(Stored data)
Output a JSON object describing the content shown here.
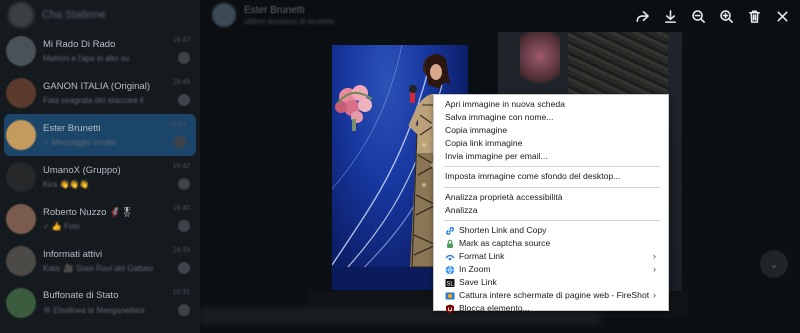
{
  "sidebar": {
    "header_title": "Cha Statione",
    "chats": [
      {
        "name": "Mi Rado Di Rado",
        "preview": "Mattoni e l'ape in alto su",
        "time": "19:47",
        "avatar_color": "#4a5157",
        "active": false
      },
      {
        "name": "GANON ITALIA (Original)",
        "preview": "Fata seagrata del staccare il",
        "time": "19:45",
        "avatar_color": "#5a3b2c",
        "active": false
      },
      {
        "name": "Ester Brunetti",
        "preview": "✓ Messaggio vocale",
        "time": "19:44",
        "avatar_color": "#c49a5d",
        "active": true
      },
      {
        "name": "UmanoX (Gruppo)",
        "preview": "Kira 👋👋👋",
        "time": "19:42",
        "avatar_color": "#26282a",
        "active": false
      },
      {
        "name": "Roberto Nuzzo 🦸‍♂️🎖",
        "preview": "✓ 👍 Foto",
        "time": "19:40",
        "avatar_color": "#7a5c4f",
        "active": false
      },
      {
        "name": "Informati attivi",
        "preview": "Kata: 🎥 Stasi Ravi del Gattaio",
        "time": "19:33",
        "avatar_color": "#4b4a46",
        "active": false
      },
      {
        "name": "Buffonate di Stato",
        "preview": "Ⓜ Elsolinea la Manganellata",
        "time": "19:31",
        "avatar_color": "#3b5c3e",
        "active": false
      }
    ]
  },
  "header": {
    "name": "Ester Brunetti",
    "status": "ultimo accesso di recente"
  },
  "viewer_toolbar": [
    {
      "icon": "share-icon",
      "label": "Condividi"
    },
    {
      "icon": "download-icon",
      "label": "Scarica"
    },
    {
      "icon": "zoom-out-icon",
      "label": "Riduci"
    },
    {
      "icon": "zoom-in-icon",
      "label": "Ingrandisci"
    },
    {
      "icon": "delete-icon",
      "label": "Elimina"
    },
    {
      "icon": "close-icon",
      "label": "Chiudi"
    }
  ],
  "context_menu": {
    "group1": [
      "Apri immagine in nuova scheda",
      "Salva immagine con nome...",
      "Copia immagine",
      "Copia link immagine",
      "Invia immagine per email..."
    ],
    "group2": [
      "Imposta immagine come sfondo del desktop..."
    ],
    "group3": [
      "Analizza proprietà accessibilità",
      "Analizza"
    ],
    "group4": [
      {
        "label": "Shorten Link and Copy",
        "icon": "link-icon",
        "submenu": false
      },
      {
        "label": "Mark as captcha source",
        "icon": "captcha-icon",
        "submenu": false
      },
      {
        "label": "Format Link",
        "icon": "format-link-icon",
        "submenu": true
      },
      {
        "label": "In Zoom",
        "icon": "zoom-globe-icon",
        "submenu": true
      },
      {
        "label": "Save Link",
        "icon": "save-link-icon",
        "submenu": false
      },
      {
        "label": "Cattura intere schermate di pagine web - FireShot",
        "icon": "fireshot-icon",
        "submenu": true
      },
      {
        "label": "Blocca elemento...",
        "icon": "ublock-icon",
        "submenu": false
      }
    ]
  },
  "colors": {
    "sidebar_bg": "#151a1f",
    "active_chat": "#1c4669",
    "menu_bg": "#ffffff",
    "stage_bg": "#1738a0"
  }
}
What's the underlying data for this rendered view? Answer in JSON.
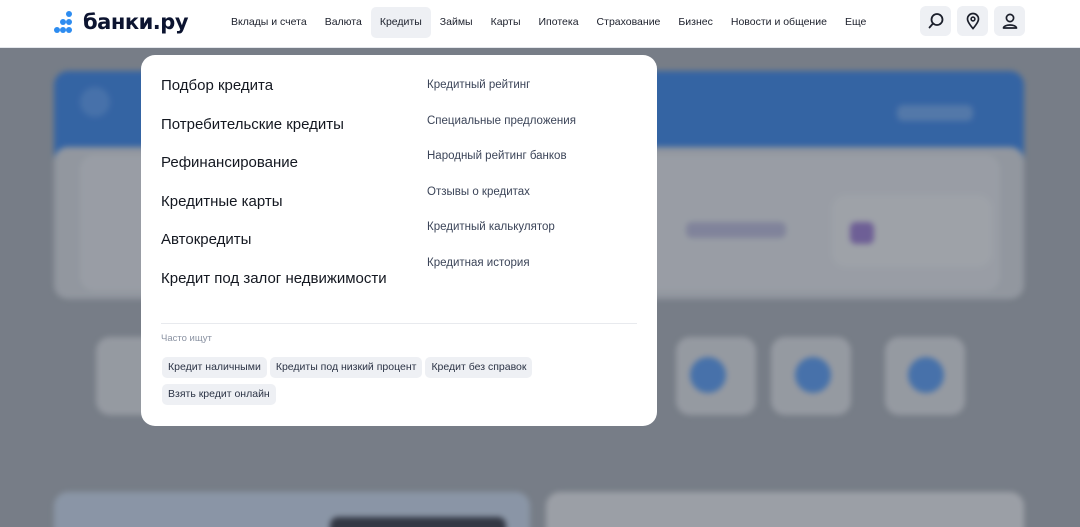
{
  "header": {
    "logo_text": "банки.ру",
    "nav": [
      "Вклады и счета",
      "Валюта",
      "Кредиты",
      "Займы",
      "Карты",
      "Ипотека",
      "Страхование",
      "Бизнес",
      "Новости и общение",
      "Еще"
    ],
    "active_nav": "Кредиты",
    "icons": [
      "search-icon",
      "location-pin-icon",
      "user-icon"
    ]
  },
  "menu": {
    "main_links": [
      "Подбор кредита",
      "Потребительские кредиты",
      "Рефинансирование",
      "Кредитные карты",
      "Автокредиты",
      "Кредит под залог недвижимости"
    ],
    "sub_links": [
      "Кредитный рейтинг",
      "Специальные предложения",
      "Народный рейтинг банков",
      "Отзывы о кредитах",
      "Кредитный калькулятор",
      "Кредитная история"
    ],
    "often_label": "Часто ищут",
    "tags": [
      "Кредит наличными",
      "Кредиты под низкий процент",
      "Кредит без справок",
      "Взять кредит онлайн"
    ]
  },
  "colors": {
    "brand": "#2d8cf0",
    "overlay": "#a8afb8",
    "panel": "#ffffff",
    "tag_bg": "#eef0f4"
  }
}
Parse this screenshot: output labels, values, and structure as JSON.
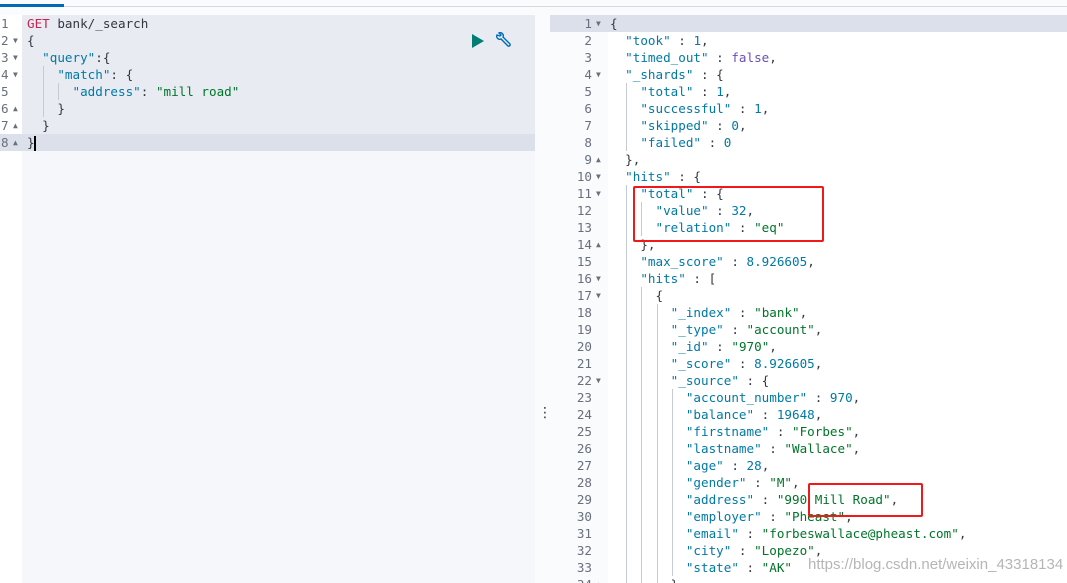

_Task goal_:
Retype every record above exactly as written, but leave out the pictures.

_Written solution_:
Output a JSON object describing the content shown here.
{
  "sidebar": {
    "header_title": "Cha Statione",
    "chats": [
      {
        "name": "Mi Rado Di Rado",
        "preview": "Mattoni e l'ape in alto su",
        "time": "19:47",
        "avatar_color": "#4a5157",
        "active": false
      },
      {
        "name": "GANON ITALIA (Original)",
        "preview": "Fata seagrata del staccare il",
        "time": "19:45",
        "avatar_color": "#5a3b2c",
        "active": false
      },
      {
        "name": "Ester Brunetti",
        "preview": "✓ Messaggio vocale",
        "time": "19:44",
        "avatar_color": "#c49a5d",
        "active": true
      },
      {
        "name": "UmanoX (Gruppo)",
        "preview": "Kira 👋👋👋",
        "time": "19:42",
        "avatar_color": "#26282a",
        "active": false
      },
      {
        "name": "Roberto Nuzzo 🦸‍♂️🎖",
        "preview": "✓ 👍 Foto",
        "time": "19:40",
        "avatar_color": "#7a5c4f",
        "active": false
      },
      {
        "name": "Informati attivi",
        "preview": "Kata: 🎥 Stasi Ravi del Gattaio",
        "time": "19:33",
        "avatar_color": "#4b4a46",
        "active": false
      },
      {
        "name": "Buffonate di Stato",
        "preview": "Ⓜ Elsolinea la Manganellata",
        "time": "19:31",
        "avatar_color": "#3b5c3e",
        "active": false
      }
    ]
  },
  "header": {
    "name": "Ester Brunetti",
    "status": "ultimo accesso di recente"
  },
  "viewer_toolbar": [
    {
      "icon": "share-icon",
      "label": "Condividi"
    },
    {
      "icon": "download-icon",
      "label": "Scarica"
    },
    {
      "icon": "zoom-out-icon",
      "label": "Riduci"
    },
    {
      "icon": "zoom-in-icon",
      "label": "Ingrandisci"
    },
    {
      "icon": "delete-icon",
      "label": "Elimina"
    },
    {
      "icon": "close-icon",
      "label": "Chiudi"
    }
  ],
  "context_menu": {
    "group1": [
      "Apri immagine in nuova scheda",
      "Salva immagine con nome...",
      "Copia immagine",
      "Copia link immagine",
      "Invia immagine per email..."
    ],
    "group2": [
      "Imposta immagine come sfondo del desktop..."
    ],
    "group3": [
      "Analizza proprietà accessibilità",
      "Analizza"
    ],
    "group4": [
      {
        "label": "Shorten Link and Copy",
        "icon": "link-icon",
        "submenu": false
      },
      {
        "label": "Mark as captcha source",
        "icon": "captcha-icon",
        "submenu": false
      },
      {
        "label": "Format Link",
        "icon": "format-link-icon",
        "submenu": true
      },
      {
        "label": "In Zoom",
        "icon": "zoom-globe-icon",
        "submenu": true
      },
      {
        "label": "Save Link",
        "icon": "save-link-icon",
        "submenu": false
      },
      {
        "label": "Cattura intere schermate di pagine web - FireShot",
        "icon": "fireshot-icon",
        "submenu": true
      },
      {
        "label": "Blocca elemento...",
        "icon": "ublock-icon",
        "submenu": false
      }
    ]
  },
  "colors": {
    "sidebar_bg": "#151a1f",
    "active_chat": "#1c4669",
    "menu_bg": "#ffffff",
    "stage_bg": "#1738a0"
  }
}
What's the underlying data for this rendered view? Answer in JSON.
{
  "header": {
    "logo_text": "банки.ру",
    "nav": [
      "Вклады и счета",
      "Валюта",
      "Кредиты",
      "Займы",
      "Карты",
      "Ипотека",
      "Страхование",
      "Бизнес",
      "Новости и общение",
      "Еще"
    ],
    "active_nav": "Кредиты",
    "icons": [
      "search-icon",
      "location-pin-icon",
      "user-icon"
    ]
  },
  "menu": {
    "main_links": [
      "Подбор кредита",
      "Потребительские кредиты",
      "Рефинансирование",
      "Кредитные карты",
      "Автокредиты",
      "Кредит под залог недвижимости"
    ],
    "sub_links": [
      "Кредитный рейтинг",
      "Специальные предложения",
      "Народный рейтинг банков",
      "Отзывы о кредитах",
      "Кредитный калькулятор",
      "Кредитная история"
    ],
    "often_label": "Часто ищут",
    "tags": [
      "Кредит наличными",
      "Кредиты под низкий процент",
      "Кредит без справок",
      "Взять кредит онлайн"
    ]
  },
  "colors": {
    "brand": "#2d8cf0",
    "overlay": "#a8afb8",
    "panel": "#ffffff",
    "tag_bg": "#eef0f4"
  }
}
Parse this screenshot: output labels, values, and structure as JSON.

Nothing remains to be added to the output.